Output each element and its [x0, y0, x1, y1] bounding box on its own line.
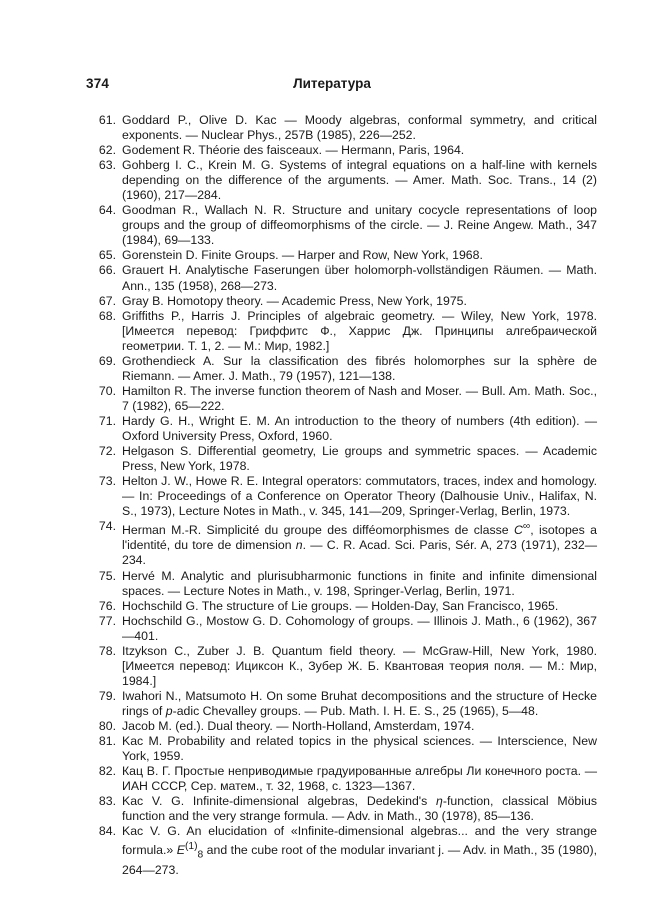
- page-number: 374: [86, 76, 110, 91]
- reference-number: 71.: [98, 413, 116, 428]
- reference-number: 80.: [98, 718, 116, 733]
- math-symbol: E: [176, 843, 185, 858]
- reference-text-part: Kac V. G. Infinite-dimensional algebras, Dedekind's: [122, 794, 437, 809]
- reference-item: [88, 824, 597, 878]
- reference-item: [88, 263, 597, 293]
- reference-number: 78.: [98, 643, 116, 658]
- reference-text: [122, 824, 597, 878]
- reference-item: [88, 309, 597, 354]
- reference-number: 61.: [98, 113, 116, 127]
- reference-item: [88, 794, 597, 824]
- reference-item: [88, 734, 597, 764]
- reference-number: 77.: [98, 613, 116, 628]
- reference-text-part: . — C. R. Acad. Sci. Paris, Sér. A, 273 (1971), 232—234.: [122, 538, 597, 568]
- reference-item: [88, 644, 597, 689]
- reference-text: Itzykson C., Zuber J. B. Quantum field theory. — McGraw-Hill, New York, 1980. [Имеется перевод: Ициксон К., Зубер Ж. Б. Квантовая теория поля. — М.: Мир, 1984.]: [122, 643, 597, 688]
- reference-text-part: and the cube root of the modular invariant j. — Adv. in Math., 35 (1980), 264—273.: [122, 843, 597, 877]
- reference-item: [88, 474, 597, 519]
- reference-text: Grothendieck A. Sur la classification des fibrés holomorphes sur la sphère de Riemann. — Amer. J. Math., 79 (1957), 121—138.: [122, 353, 597, 383]
- math-superscript: (1): [184, 841, 198, 853]
- math-symbol: η: [436, 794, 443, 809]
- reference-number: 75.: [98, 568, 116, 583]
- reference-number: 72.: [98, 444, 116, 459]
- reference-item: [88, 414, 597, 444]
- reference-number: 74.: [98, 519, 116, 534]
- reference-item: [88, 203, 597, 248]
- reference-text-part: -adic Chevalley groups. — Pub. Math. I. H. E. S., 25 (1965), 5—48.: [172, 703, 539, 718]
- running-title: Литература: [293, 76, 371, 91]
- reference-text: [122, 519, 597, 568]
- math-symbol: C: [513, 523, 523, 538]
- reference-text-part: Kac V. G. An elucidation of «Infinite-dimensional algebras... and the very strange formula.»: [122, 824, 597, 858]
- reference-text-part: Herman M.-R. Simplicité du groupe des difféomorphismes de classe: [122, 523, 514, 538]
- reference-number: 62.: [98, 143, 116, 158]
- reference-text: Helgason S. Differential geometry, Lie groups and symmetric spaces. — Academic Press, New York, 1978.: [122, 444, 597, 474]
- page-header: [86, 76, 578, 98]
- reference-text: Gray B. Homotopy theory. — Academic Press, New York, 1975.: [122, 293, 467, 308]
- reference-text-part: -function, classical Möbius function and the very strange formula. — Adv. in Math., 30 (1978), 85—136.: [122, 794, 597, 824]
- reference-number: 84.: [98, 824, 116, 839]
- reference-item: [88, 113, 597, 143]
- reference-item: [88, 764, 597, 794]
- math-symbol: p: [165, 703, 173, 718]
- reference-item: [88, 569, 597, 599]
- reference-text: Helton J. W., Howe R. E. Integral operators: commutators, traces, index and homology. — In: Proceedings of a Conference on Operator Theory (Dalhousie Univ., Halifax, N. S., 1973), Lecture Notes in Math., v. 345, 141—209, Springer-Verlag, Berlin, 1973.: [122, 474, 597, 519]
- reference-text: Godement R. Théorie des faisceaux. — Hermann, Paris, 1964.: [122, 143, 465, 158]
- reference-item: [88, 689, 597, 719]
- reference-number: 83.: [98, 794, 116, 809]
- reference-number: 79.: [98, 688, 116, 703]
- reference-item: [88, 158, 597, 203]
- reference-item: [88, 444, 597, 474]
- reference-text: Hamilton R. The inverse function theorem of Nash and Moser. — Bull. Am. Math. Soc., 7 (1982), 65—222.: [122, 383, 597, 413]
- reference-text: Кац В. Г. Простые неприводимые градуированные алгебры Ли конечного роста. — ИАН СССР, Сер. матем., т. 32, 1968, с. 1323—1367.: [122, 764, 597, 794]
- reference-number: 69.: [98, 353, 116, 368]
- math-subscript: 8: [197, 849, 204, 861]
- reference-text: Hardy G. H., Wright E. M. An introduction to the theory of numbers (4th edition). — Oxford University Press, Oxford, 1960.: [122, 413, 597, 443]
- reference-text: Hochschild G. The structure of Lie groups. — Holden-Day, San Francisco, 1965.: [122, 598, 559, 613]
- reference-item: [88, 384, 597, 414]
- reference-text: Goodman R., Wallach N. R. Structure and unitary cocycle representations of loop groups and the group of diffeomorphisms of the circle. — J. Reine Angew. Math., 347 (1984), 69—133.: [122, 203, 597, 248]
- reference-text: Hochschild G., Mostow G. D. Cohomology of groups. — Illinois J. Math., 6 (1962), 367—401.: [122, 613, 597, 643]
- reference-number: 73.: [98, 474, 116, 489]
- reference-number: 68.: [98, 308, 116, 323]
- reference-item: [88, 599, 597, 614]
- reference-item: [88, 614, 597, 644]
- reference-number: 64.: [98, 203, 116, 218]
- reference-list: [88, 113, 597, 878]
- reference-text: Gohberg I. C., Krein M. G. Systems of integral equations on a half-line with kernels depending on the difference of the arguments. — Amer. Math. Soc. Trans., 14 (2) (1960), 217—284.: [122, 158, 597, 203]
- reference-number: 67.: [98, 293, 116, 308]
- reference-item: [88, 143, 597, 158]
- math-superscript: ∞: [522, 521, 531, 533]
- reference-item: [88, 719, 597, 734]
- reference-item: [88, 248, 597, 263]
- reference-text: Gorenstein D. Finite Groups. — Harper and Row, New York, 1968.: [122, 248, 483, 263]
- math-symbol: n: [295, 538, 303, 553]
- reference-text-part: , isotopes a l'identité, du tore de dimension: [122, 523, 598, 553]
- reference-number: 82.: [98, 764, 116, 779]
- reference-number: 63.: [98, 158, 116, 173]
- reference-number: 76.: [98, 598, 116, 613]
- reference-text: Kac M. Probability and related topics in the physical sciences. — Interscience, New York, 1959.: [122, 734, 597, 764]
- reference-text-part: Iwahori N., Matsumoto H. On some Bruhat decompositions and the structure of Hecke rings of: [122, 688, 597, 718]
- reference-item: [88, 519, 597, 568]
- reference-number: 81.: [98, 734, 116, 749]
- reference-item: [88, 294, 597, 309]
- reference-number: 66.: [98, 263, 116, 278]
- reference-text: Goddard P., Olive D. Kac — Moody algebras, conformal symmetry, and critical exponents. — Nuclear Phys., 257B (1985), 226—252.: [122, 113, 597, 143]
- reference-text: [122, 689, 597, 719]
- reference-text: [122, 794, 597, 824]
- reference-number: 70.: [98, 383, 116, 398]
- reference-text: Griffiths P., Harris J. Principles of algebraic geometry. — Wiley, New York, 1978. [Имеется перевод: Гриффитс Ф., Харрис Дж. Принципы алгебраической геометрии. Т. 1, 2. — М.: Мир, 1982.]: [122, 308, 597, 353]
- reference-item: [88, 354, 597, 384]
- reference-text: Grauert H. Analytische Faserungen über holomorph-vollständigen Räumen. — Math. Ann., 135 (1958), 268—273.: [122, 263, 597, 293]
- reference-text: Hervé M. Analytic and plurisubharmonic functions in finite and infinite dimensional spaces. — Lecture Notes in Math., v. 198, Springer-Verlag, Berlin, 1971.: [122, 568, 597, 598]
- reference-text: Jacob M. (ed.). Dual theory. — North-Holland, Amsterdam, 1974.: [122, 718, 475, 733]
- reference-number: 65.: [98, 248, 116, 263]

****************************************

● **INSTRUCTIONS FOR THE TASK**
Lay out the lines from the one containing "- page-number: 374: [86, 76, 110, 91]" through the one containing "- reference-item: [88, 263, 597, 293]", both included, as a Markdown table with a Row column giving each row's number and a Line column holding the line, leaving out any blank lines.

● **FINAL RESULT**
| Row | Line |
|---|---|
| 1 | - page-number: 374: [86, 76, 110, 91] |
| 2 | - reference-number: 71.: [98, 413, 116, 428] |
| 3 | - reference-number: 80.: [98, 718, 116, 733] |
| 4 | - math-symbol: E: [176, 843, 185, 858] |
| 5 | - reference-text-part: Kac V. G. Infinite-dimensional algebras, Dedekind's: [122, 794, 437, 809] |
| 6 | - reference-item: [88, 824, 597, 878] |
| 7 | - reference-item: [88, 263, 597, 293] |